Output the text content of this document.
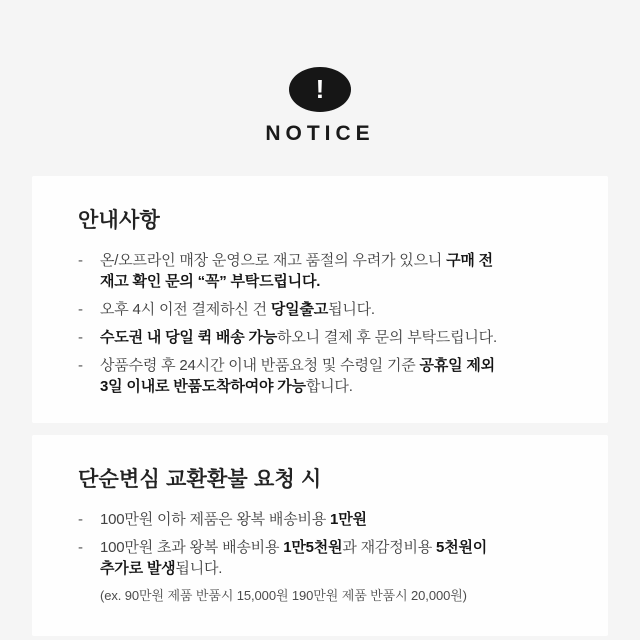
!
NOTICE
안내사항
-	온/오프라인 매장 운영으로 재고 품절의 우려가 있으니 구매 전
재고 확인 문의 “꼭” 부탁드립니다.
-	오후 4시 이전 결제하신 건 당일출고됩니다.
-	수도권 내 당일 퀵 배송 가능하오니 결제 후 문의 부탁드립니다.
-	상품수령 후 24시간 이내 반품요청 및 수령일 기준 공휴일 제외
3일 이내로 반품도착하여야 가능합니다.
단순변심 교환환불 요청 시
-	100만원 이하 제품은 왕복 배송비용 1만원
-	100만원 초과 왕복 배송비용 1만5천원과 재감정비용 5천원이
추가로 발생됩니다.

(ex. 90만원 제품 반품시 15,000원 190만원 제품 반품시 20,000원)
==
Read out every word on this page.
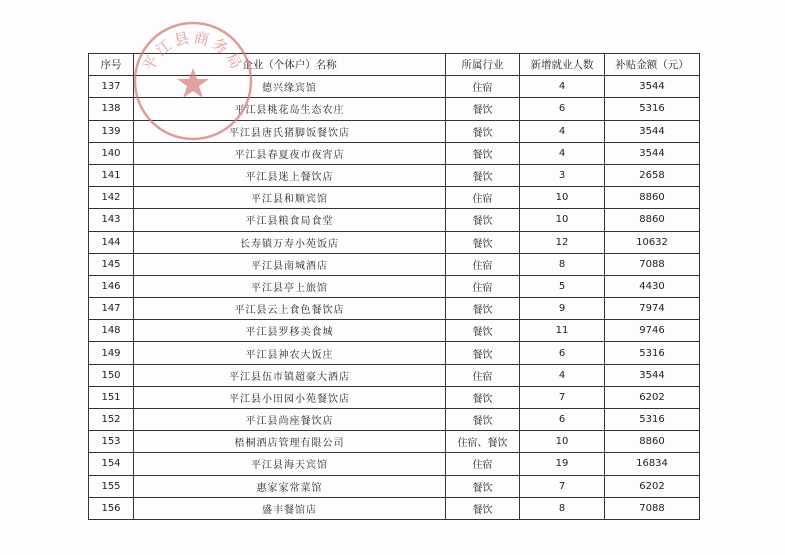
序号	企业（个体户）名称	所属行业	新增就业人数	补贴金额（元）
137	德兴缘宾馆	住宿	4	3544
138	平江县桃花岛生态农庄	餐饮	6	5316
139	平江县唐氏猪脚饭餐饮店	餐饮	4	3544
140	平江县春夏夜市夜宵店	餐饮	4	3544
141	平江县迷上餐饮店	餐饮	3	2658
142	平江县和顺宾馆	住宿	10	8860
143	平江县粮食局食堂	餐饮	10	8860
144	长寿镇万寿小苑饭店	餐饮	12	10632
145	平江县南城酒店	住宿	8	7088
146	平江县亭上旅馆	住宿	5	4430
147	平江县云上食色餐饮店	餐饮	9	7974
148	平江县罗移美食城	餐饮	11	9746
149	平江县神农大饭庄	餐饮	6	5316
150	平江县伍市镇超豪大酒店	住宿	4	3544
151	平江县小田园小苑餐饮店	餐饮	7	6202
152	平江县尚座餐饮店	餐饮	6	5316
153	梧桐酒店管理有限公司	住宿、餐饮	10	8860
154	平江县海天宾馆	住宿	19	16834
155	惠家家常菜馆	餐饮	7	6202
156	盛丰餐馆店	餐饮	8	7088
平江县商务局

## WORK REQUIRED:
In the data above, tally the lines holding "this" and answer with the figure only.

## ANSWER TO THE PROBLEM:
2